Exercise description: Collect each line of the entries that holds the string "فيها".

(Saved entries)
#####

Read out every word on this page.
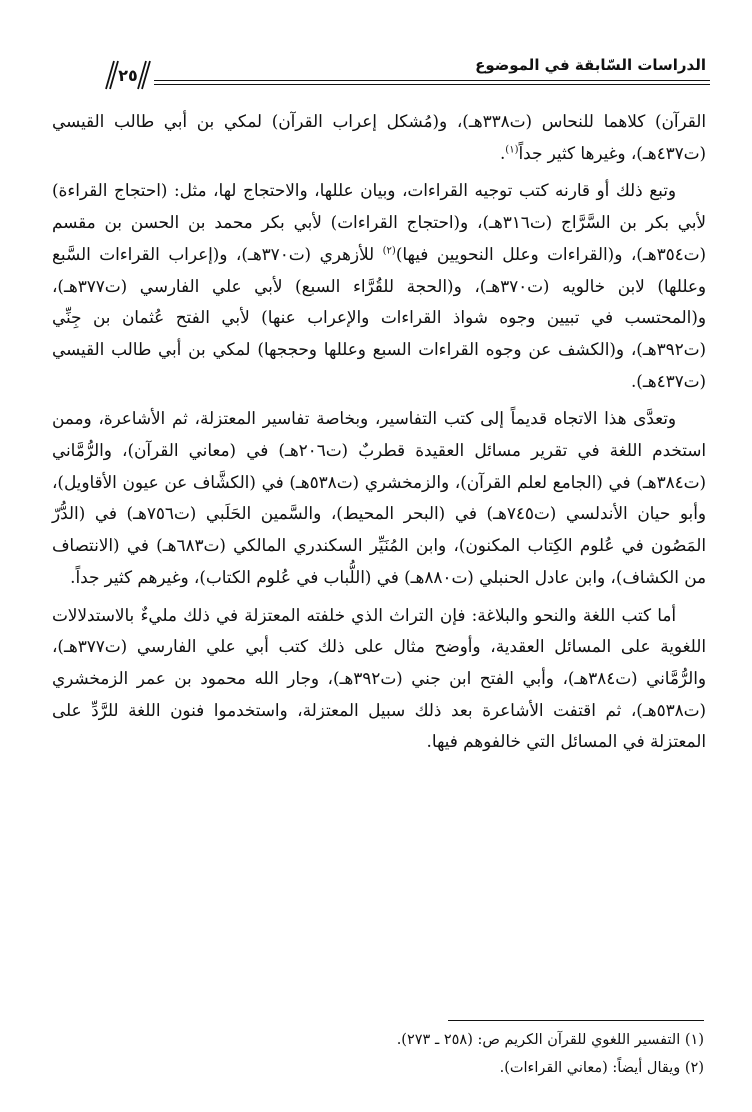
الدراسات السّابقة في الموضوع
٢٥

القرآن) كلاهما للنحاس (ت٣٣٨هـ)، و(مُشكل إعراب القرآن) لمكي بن أبي طالب القيسي (ت٤٣٧هـ)، وغيرها كثير جداً$^{(١)}$.

وتبع ذلك أو قارنه كتب توجيه القراءات، وبيان عللها، والاحتجاج لها، مثل: (احتجاج القراءة) لأبي بكر بن السَّرَّاج (ت٣١٦هـ)، و(احتجاج القراءات) لأبي بكر محمد بن الحسن بن مقسم (ت٣٥٤هـ)، و(القراءات وعلل النحويين فيها)$^{(٢)}$ للأزهري (ت٣٧٠هـ)، و(إعراب القراءات السَّبع وعللها) لابن خالويه (ت٣٧٠هـ)، و(الحجة للقُرَّاء السبع) لأبي علي الفارسي (ت٣٧٧هـ)، و(المحتسب في تبيين وجوه شواذ القراءات والإعراب عنها) لأبي الفتح عُثمان بن جِنِّي (ت٣٩٢هـ)، و(الكشف عن وجوه القراءات السبع وعللها وحججها) لمكي بن أبي طالب القيسي (ت٤٣٧هـ).

وتعدَّى هذا الاتجاه قديماً إلى كتب التفاسير، وبخاصة تفاسير المعتزلة، ثم الأشاعرة، وممن استخدم اللغة في تقرير مسائل العقيدة قطربٌ (ت٢٠٦هـ) في (معاني القرآن)، والرُّمَّاني (ت٣٨٤هـ) في (الجامع لعلم القرآن)، والزمخشري (ت٥٣٨هـ) في (الكشَّاف عن عيون الأقاويل)، وأبو حيان الأندلسي (ت٧٤٥هـ) في (البحر المحيط)، والسَّمين الحَلَبي (ت٧٥٦هـ) في (الدُّرّ المَصُون في عُلوم الكِتاب المكنون)، وابن المُنَيِّر السكندري المالكي (ت٦٨٣هـ) في (الانتصاف من الكشاف)، وابن عادل الحنبلي (ت٨٨٠هـ) في (اللُّباب في عُلوم الكتاب)، وغيرهم كثير جداً.

أما كتب اللغة والنحو والبلاغة: فإن التراث الذي خلفته المعتزلة في ذلك مليءٌ بالاستدلالات اللغوية على المسائل العقدية، وأوضح مثال على ذلك كتب أبي علي الفارسي (ت٣٧٧هـ)، والرُّمَّاني (ت٣٨٤هـ)، وأبي الفتح ابن جني (ت٣٩٢هـ)، وجار الله محمود بن عمر الزمخشري (ت٥٣٨هـ)، ثم اقتفت الأشاعرة بعد ذلك سبيل المعتزلة، واستخدموا فنون اللغة للرَّدِّ على المعتزلة في المسائل التي خالفوهم فيها.

(١) التفسير اللغوي للقرآن الكريم ص: (٢٥٨ ـ ٢٧٣).

(٢) ويقال أيضاً: (معاني القراءات).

#####

Task solution:
وتبع ذلك أو قارنه كتب توجيه القراءات، وبيان عللها، والاحتجاج لها، مثل: (احتجاج القراءة) لأبي بكر بن السَّرَّاج (ت٣١٦هـ)، و(احتجاج القراءات) لأبي بكر محمد بن الحسن بن مقسم (ت٣٥٤هـ)، و(القراءات وعلل النحويين فيها)$^{(٢)}$ للأزهري (ت٣٧٠هـ)، و(إعراب القراءات السَّبع وعللها) لابن خالويه (ت٣٧٠هـ)، و(الحجة للقُرَّاء السبع) لأبي علي الفارسي (ت٣٧٧هـ)، و(المحتسب في تبيين وجوه شواذ القراءات والإعراب عنها) لأبي الفتح عُثمان بن جِنِّي (ت٣٩٢هـ)، و(الكشف عن وجوه القراءات السبع وعللها وحججها) لمكي بن أبي طالب القيسي (ت٤٣٧هـ).
أما كتب اللغة والنحو والبلاغة: فإن التراث الذي خلفته المعتزلة في ذلك مليءٌ بالاستدلالات اللغوية على المسائل العقدية، وأوضح مثال على ذلك كتب أبي علي الفارسي (ت٣٧٧هـ)، والرُّمَّاني (ت٣٨٤هـ)، وأبي الفتح ابن جني (ت٣٩٢هـ)، وجار الله محمود بن عمر الزمخشري (ت٥٣٨هـ)، ثم اقتفت الأشاعرة بعد ذلك سبيل المعتزلة، واستخدموا فنون اللغة للرَّدِّ على المعتزلة في المسائل التي خالفوهم فيها.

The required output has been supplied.